(STATED TASK) Below are records; work out how many of their lines contain "آنان" and give only that number.

(ROWS)
◆ ◆ ◆
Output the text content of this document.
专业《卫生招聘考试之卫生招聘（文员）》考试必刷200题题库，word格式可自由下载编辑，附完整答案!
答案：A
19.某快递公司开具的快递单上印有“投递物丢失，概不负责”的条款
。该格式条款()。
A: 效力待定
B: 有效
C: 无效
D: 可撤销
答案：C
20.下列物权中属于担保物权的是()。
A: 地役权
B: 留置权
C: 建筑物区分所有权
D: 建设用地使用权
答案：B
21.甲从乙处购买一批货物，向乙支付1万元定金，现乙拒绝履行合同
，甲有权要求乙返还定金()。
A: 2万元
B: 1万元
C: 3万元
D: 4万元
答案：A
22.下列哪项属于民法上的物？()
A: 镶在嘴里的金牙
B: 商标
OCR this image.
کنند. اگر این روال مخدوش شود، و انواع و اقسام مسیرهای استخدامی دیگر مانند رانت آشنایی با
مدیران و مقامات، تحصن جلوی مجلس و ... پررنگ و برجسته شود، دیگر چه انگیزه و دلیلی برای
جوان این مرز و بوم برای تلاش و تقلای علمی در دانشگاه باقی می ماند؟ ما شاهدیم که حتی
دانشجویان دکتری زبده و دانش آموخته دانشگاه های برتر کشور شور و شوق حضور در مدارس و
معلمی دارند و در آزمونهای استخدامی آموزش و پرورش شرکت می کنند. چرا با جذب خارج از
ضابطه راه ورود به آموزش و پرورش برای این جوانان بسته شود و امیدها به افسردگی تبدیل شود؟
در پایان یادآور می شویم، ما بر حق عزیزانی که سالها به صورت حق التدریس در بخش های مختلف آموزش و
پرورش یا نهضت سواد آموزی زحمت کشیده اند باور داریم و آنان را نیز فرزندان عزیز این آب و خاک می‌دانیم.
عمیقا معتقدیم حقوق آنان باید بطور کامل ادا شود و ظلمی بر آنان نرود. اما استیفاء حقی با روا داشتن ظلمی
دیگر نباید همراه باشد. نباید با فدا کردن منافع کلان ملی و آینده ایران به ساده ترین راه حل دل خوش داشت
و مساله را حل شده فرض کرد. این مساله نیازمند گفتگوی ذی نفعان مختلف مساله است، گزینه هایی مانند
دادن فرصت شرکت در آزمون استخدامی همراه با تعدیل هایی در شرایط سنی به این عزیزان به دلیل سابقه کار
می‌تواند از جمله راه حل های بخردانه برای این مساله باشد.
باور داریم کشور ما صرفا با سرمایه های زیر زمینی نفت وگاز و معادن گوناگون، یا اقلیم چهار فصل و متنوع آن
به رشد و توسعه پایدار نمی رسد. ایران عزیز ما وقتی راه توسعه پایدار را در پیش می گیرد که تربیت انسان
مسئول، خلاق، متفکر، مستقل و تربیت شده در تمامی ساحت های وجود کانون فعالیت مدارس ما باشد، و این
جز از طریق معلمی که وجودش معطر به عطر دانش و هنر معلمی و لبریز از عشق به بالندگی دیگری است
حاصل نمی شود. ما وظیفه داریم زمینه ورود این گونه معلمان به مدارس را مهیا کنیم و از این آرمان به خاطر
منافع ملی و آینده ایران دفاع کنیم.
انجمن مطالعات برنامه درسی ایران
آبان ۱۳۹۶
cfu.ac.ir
◆ ◆ ◆
(COMPLETE RESPONSE) 2